Goal:
Which lines below hold the word "drinking"? Copy all of them.

Recorded information:
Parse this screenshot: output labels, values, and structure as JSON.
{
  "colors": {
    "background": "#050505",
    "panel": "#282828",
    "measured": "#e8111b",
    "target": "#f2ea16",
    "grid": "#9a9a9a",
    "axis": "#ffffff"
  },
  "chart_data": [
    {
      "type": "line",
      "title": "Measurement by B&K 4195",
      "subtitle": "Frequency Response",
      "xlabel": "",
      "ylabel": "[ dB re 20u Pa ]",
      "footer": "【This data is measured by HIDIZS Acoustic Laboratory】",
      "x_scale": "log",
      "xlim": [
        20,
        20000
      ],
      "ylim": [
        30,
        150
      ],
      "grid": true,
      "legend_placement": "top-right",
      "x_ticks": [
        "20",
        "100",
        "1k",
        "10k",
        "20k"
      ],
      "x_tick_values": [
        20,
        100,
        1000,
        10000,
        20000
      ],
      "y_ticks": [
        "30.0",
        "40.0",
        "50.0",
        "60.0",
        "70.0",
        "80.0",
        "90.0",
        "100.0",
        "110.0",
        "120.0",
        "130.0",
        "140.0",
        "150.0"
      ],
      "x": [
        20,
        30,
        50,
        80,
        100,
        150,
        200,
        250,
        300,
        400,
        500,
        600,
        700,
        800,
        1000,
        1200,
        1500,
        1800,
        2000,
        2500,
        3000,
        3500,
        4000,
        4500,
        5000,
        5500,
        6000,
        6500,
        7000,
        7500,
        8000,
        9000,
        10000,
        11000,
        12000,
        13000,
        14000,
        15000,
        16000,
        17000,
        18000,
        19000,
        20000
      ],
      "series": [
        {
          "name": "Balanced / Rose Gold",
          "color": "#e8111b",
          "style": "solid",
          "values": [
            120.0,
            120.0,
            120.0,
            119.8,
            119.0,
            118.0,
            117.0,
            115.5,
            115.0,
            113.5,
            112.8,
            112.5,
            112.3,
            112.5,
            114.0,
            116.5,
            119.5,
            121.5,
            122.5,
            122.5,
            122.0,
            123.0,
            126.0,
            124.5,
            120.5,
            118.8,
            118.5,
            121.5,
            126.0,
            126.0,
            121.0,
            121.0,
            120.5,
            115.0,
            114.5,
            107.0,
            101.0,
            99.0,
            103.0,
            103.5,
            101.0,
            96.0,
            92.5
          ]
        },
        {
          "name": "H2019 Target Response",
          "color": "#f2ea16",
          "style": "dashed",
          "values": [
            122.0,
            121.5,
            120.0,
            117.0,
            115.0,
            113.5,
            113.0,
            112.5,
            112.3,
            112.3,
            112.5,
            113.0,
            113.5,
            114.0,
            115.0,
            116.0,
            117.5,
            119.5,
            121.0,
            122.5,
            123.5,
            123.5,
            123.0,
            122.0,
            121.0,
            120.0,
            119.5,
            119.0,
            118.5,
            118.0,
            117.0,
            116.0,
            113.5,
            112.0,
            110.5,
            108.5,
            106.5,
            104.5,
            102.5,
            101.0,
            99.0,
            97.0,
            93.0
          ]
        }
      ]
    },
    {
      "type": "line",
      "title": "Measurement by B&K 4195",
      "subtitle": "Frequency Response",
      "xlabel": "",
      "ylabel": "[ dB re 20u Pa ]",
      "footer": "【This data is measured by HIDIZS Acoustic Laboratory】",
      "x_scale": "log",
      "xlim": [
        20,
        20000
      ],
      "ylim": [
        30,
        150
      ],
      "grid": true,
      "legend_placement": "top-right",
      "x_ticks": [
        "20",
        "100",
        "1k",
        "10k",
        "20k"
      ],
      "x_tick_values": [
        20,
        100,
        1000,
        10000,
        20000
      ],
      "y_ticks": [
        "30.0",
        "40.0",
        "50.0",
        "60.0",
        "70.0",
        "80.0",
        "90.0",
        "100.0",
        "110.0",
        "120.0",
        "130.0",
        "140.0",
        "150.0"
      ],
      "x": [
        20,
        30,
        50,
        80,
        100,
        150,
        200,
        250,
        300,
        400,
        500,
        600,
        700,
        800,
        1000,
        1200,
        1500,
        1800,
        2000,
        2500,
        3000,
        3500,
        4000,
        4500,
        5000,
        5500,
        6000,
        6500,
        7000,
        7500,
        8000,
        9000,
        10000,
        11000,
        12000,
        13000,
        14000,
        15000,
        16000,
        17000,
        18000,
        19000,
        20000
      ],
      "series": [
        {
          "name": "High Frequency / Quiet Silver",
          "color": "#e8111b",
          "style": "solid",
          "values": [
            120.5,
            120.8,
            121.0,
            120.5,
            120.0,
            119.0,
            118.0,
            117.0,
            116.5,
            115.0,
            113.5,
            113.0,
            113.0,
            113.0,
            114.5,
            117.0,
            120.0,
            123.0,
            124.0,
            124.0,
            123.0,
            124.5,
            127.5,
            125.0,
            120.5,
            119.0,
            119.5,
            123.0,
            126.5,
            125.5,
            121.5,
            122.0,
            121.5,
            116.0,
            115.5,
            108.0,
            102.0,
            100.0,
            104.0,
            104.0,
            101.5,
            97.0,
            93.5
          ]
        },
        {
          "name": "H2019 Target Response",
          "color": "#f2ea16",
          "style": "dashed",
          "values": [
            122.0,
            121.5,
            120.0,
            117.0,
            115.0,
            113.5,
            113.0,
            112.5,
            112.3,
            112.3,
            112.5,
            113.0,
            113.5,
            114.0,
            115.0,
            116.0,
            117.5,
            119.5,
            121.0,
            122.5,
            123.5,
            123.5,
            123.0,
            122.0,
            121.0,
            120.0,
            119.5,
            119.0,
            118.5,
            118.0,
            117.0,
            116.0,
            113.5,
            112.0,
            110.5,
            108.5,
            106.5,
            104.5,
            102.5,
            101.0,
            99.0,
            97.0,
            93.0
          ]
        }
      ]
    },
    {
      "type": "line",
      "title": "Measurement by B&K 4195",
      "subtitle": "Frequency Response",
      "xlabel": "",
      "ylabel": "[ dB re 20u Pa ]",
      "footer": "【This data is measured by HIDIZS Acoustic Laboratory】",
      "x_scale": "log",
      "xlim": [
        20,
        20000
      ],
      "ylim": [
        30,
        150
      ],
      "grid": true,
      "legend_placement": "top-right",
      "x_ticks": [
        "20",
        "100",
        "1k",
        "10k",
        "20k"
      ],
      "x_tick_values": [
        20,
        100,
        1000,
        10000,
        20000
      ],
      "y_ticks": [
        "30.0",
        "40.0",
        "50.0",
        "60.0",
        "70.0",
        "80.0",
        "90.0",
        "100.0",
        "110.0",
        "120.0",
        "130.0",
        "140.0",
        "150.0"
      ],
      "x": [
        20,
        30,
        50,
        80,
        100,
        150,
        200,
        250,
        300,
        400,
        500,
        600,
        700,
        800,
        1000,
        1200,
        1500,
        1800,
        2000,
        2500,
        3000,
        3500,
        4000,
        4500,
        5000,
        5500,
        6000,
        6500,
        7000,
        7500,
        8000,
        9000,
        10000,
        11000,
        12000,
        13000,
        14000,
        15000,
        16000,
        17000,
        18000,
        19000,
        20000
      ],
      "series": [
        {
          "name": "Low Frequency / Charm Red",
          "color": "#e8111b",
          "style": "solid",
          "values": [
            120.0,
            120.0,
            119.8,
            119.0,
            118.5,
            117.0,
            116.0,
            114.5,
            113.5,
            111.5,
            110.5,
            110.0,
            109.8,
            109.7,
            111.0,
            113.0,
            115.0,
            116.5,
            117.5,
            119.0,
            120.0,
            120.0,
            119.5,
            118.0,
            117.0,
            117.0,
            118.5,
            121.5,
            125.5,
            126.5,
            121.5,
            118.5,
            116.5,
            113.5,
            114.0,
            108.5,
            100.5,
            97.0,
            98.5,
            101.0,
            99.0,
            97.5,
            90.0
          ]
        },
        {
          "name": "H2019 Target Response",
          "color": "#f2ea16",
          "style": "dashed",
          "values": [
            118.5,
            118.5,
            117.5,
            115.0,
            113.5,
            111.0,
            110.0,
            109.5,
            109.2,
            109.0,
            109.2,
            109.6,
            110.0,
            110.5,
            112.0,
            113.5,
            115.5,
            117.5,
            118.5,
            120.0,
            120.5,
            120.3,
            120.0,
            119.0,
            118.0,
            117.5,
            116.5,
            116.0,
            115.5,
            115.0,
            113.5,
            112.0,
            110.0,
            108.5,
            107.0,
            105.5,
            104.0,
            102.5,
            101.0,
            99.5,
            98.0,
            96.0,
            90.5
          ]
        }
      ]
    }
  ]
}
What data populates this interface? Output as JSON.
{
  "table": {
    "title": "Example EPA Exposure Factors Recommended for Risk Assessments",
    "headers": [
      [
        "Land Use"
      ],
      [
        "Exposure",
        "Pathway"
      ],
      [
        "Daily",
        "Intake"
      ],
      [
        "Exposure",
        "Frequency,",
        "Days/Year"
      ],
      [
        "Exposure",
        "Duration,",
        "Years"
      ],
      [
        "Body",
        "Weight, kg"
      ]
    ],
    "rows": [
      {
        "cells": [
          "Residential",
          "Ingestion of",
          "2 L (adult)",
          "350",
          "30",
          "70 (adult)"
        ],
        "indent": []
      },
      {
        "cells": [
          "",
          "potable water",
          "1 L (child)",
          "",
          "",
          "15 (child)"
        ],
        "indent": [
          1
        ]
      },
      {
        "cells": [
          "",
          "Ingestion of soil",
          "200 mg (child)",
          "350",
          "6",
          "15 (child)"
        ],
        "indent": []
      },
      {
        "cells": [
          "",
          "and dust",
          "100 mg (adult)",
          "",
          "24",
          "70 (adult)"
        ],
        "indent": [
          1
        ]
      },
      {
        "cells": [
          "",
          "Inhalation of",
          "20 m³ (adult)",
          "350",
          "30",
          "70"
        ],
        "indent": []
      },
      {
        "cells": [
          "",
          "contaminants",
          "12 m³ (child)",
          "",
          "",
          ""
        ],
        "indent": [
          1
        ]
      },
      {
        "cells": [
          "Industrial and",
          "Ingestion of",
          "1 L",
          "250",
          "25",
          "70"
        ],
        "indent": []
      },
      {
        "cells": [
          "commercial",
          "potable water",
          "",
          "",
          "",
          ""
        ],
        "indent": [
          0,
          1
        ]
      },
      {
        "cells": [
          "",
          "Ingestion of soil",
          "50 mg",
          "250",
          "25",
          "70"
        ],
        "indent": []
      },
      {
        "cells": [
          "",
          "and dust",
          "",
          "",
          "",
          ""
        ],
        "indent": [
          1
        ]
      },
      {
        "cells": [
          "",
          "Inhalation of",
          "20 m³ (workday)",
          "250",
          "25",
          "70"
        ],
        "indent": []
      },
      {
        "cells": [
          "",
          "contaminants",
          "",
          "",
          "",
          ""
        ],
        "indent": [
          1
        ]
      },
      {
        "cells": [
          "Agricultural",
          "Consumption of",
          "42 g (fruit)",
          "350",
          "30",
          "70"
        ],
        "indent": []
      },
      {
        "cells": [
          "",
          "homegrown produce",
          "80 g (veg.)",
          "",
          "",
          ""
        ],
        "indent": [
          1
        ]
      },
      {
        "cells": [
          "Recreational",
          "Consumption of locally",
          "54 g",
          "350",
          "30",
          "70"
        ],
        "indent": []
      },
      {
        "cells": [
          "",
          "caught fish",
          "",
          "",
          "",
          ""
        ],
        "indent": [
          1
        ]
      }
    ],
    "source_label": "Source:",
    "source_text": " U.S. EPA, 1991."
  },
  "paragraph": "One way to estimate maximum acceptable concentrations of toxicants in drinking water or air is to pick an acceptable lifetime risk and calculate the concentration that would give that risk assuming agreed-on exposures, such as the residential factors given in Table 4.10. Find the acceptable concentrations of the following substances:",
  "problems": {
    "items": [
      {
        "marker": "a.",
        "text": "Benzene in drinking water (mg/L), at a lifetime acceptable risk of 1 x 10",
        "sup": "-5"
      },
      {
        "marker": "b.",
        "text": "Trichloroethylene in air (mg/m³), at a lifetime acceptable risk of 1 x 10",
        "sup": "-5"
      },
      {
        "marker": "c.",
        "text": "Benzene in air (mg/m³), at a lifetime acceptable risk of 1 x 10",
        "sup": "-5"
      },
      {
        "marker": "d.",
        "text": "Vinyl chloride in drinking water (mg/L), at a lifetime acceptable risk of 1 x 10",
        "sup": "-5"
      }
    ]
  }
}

Exercise output:
  "paragraph": "One way to estimate maximum acceptable concentrations of toxicants in drinking water or air is to pick an acceptable lifetime risk and calculate the concentration that would give that risk assuming agreed-on exposures, such as the residential factors given in Table 4.10. Find the acceptable concentrations of the following substances:",
        "text": "Benzene in drinking water (mg/L), at a lifetime acceptable risk of 1 x 10",
        "text": "Vinyl chloride in drinking water (mg/L), at a lifetime acceptable risk of 1 x 10",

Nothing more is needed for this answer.